(Items from a dataset)
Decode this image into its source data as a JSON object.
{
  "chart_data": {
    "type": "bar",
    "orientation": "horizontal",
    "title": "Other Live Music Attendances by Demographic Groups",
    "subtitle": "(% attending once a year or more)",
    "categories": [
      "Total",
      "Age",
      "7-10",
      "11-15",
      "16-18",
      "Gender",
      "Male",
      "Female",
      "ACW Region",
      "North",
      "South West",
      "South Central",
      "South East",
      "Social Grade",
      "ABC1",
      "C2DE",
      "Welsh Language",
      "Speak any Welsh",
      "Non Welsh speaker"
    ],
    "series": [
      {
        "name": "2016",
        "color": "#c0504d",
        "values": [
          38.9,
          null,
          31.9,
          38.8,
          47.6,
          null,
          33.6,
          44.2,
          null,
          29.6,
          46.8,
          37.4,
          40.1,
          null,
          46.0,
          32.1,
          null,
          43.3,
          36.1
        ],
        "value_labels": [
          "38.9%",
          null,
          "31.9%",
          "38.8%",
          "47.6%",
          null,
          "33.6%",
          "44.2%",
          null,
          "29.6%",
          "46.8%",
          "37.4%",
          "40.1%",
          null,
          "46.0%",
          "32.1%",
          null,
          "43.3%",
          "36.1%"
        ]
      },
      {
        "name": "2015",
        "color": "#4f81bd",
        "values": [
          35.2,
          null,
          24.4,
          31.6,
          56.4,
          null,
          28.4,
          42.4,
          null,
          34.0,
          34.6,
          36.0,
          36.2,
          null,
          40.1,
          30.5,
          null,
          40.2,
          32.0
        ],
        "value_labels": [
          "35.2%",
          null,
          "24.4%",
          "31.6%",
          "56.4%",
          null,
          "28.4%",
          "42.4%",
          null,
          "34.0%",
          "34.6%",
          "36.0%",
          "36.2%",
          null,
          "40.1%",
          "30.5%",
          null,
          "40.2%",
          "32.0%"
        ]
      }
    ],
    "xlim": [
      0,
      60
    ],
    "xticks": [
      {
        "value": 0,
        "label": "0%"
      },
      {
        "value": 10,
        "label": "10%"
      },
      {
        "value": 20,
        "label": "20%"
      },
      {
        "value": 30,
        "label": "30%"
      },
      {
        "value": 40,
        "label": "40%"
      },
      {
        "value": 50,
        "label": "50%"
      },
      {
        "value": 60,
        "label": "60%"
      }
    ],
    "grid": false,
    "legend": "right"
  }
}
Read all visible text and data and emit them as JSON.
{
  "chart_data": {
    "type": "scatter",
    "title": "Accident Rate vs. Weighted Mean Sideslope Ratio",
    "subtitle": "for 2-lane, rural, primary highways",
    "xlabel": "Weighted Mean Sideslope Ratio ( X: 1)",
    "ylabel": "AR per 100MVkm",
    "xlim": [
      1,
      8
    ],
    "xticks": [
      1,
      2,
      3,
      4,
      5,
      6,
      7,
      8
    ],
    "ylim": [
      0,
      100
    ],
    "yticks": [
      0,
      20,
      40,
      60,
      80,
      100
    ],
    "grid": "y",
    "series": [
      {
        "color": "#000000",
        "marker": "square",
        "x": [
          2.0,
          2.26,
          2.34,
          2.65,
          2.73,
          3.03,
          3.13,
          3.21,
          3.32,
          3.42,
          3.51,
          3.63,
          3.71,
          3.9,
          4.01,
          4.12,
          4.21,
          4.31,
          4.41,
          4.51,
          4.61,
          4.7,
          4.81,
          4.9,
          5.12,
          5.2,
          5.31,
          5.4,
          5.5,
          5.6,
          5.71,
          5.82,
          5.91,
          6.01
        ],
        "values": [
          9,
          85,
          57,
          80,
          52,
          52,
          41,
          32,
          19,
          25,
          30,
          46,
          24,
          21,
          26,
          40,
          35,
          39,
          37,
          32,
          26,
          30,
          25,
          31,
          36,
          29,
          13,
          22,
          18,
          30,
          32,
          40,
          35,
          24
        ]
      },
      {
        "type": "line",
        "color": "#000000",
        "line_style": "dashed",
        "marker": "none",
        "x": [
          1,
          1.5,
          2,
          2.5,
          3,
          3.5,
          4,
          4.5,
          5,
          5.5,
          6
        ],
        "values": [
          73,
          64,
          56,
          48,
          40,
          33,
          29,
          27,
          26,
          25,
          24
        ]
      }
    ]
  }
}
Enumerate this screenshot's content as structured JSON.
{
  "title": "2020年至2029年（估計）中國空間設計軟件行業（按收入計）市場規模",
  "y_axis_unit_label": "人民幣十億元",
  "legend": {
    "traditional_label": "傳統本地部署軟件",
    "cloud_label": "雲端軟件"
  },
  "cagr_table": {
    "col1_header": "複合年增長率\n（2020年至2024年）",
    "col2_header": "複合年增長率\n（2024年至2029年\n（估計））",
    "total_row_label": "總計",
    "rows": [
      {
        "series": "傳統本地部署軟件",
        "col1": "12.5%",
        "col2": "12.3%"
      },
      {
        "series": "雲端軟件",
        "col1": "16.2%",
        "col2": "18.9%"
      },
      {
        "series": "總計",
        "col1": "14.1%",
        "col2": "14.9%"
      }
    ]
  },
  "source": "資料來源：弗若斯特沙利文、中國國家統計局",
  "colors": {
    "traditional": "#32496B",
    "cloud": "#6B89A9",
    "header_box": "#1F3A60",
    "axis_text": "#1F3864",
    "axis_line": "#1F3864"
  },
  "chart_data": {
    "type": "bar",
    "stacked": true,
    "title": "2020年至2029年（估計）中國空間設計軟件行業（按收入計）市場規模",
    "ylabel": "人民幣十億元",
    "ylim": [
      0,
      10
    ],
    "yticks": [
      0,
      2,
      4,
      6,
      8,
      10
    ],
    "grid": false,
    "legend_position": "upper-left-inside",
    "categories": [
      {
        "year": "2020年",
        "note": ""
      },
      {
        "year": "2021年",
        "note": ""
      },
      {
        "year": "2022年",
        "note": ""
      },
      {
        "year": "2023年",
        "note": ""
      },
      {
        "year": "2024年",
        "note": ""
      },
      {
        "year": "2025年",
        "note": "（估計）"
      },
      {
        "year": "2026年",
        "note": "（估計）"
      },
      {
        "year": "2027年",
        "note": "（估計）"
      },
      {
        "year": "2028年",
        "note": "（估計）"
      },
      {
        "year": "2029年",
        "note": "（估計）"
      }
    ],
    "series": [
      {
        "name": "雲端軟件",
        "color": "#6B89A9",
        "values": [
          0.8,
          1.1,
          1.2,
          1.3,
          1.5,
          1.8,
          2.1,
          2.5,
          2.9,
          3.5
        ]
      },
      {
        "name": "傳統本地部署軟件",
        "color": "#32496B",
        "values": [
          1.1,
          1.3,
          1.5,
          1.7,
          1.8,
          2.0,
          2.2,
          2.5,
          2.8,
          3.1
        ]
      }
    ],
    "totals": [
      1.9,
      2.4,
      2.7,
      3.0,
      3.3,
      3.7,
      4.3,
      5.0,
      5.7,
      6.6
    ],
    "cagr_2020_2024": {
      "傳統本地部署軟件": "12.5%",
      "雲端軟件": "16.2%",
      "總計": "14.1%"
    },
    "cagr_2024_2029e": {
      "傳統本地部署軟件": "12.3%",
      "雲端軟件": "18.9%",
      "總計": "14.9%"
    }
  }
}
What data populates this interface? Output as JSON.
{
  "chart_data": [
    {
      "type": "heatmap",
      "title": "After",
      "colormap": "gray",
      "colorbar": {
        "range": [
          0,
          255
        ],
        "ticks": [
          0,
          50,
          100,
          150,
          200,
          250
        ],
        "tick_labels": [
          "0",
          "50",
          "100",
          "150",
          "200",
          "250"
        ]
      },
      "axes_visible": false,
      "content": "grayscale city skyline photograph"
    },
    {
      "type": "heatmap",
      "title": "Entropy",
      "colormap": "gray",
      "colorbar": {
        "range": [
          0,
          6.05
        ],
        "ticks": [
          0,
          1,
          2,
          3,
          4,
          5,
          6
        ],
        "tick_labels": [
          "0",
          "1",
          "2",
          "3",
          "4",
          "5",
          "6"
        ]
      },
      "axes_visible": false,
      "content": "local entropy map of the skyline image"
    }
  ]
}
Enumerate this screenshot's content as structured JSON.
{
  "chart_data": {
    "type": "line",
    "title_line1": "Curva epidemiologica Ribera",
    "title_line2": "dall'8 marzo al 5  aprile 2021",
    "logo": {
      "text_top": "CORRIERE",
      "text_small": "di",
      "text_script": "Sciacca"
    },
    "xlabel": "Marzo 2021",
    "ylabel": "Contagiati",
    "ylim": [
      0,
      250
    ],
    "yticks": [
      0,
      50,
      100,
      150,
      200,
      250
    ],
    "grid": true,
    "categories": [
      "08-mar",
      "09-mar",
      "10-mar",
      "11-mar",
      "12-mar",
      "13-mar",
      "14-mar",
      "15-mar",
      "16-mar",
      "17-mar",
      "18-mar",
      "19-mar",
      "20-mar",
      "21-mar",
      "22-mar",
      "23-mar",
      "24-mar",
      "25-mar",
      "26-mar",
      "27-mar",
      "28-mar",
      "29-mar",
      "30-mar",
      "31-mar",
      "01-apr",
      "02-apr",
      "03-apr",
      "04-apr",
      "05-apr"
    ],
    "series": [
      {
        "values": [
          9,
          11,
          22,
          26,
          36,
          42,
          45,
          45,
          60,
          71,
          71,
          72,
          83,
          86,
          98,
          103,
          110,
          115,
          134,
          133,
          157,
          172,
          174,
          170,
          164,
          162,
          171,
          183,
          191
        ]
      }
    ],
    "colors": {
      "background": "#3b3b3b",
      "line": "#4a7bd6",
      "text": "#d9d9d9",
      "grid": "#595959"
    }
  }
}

- OBJECTIVE
Where a line in the entries holds "市場規模", copy that line.

- EXERCISE OUTPUT
  "title": "2020年至2029年（估計）中國空間設計軟件行業（按收入計）市場規模",
    "title": "2020年至2029年（估計）中國空間設計軟件行業（按收入計）市場規模",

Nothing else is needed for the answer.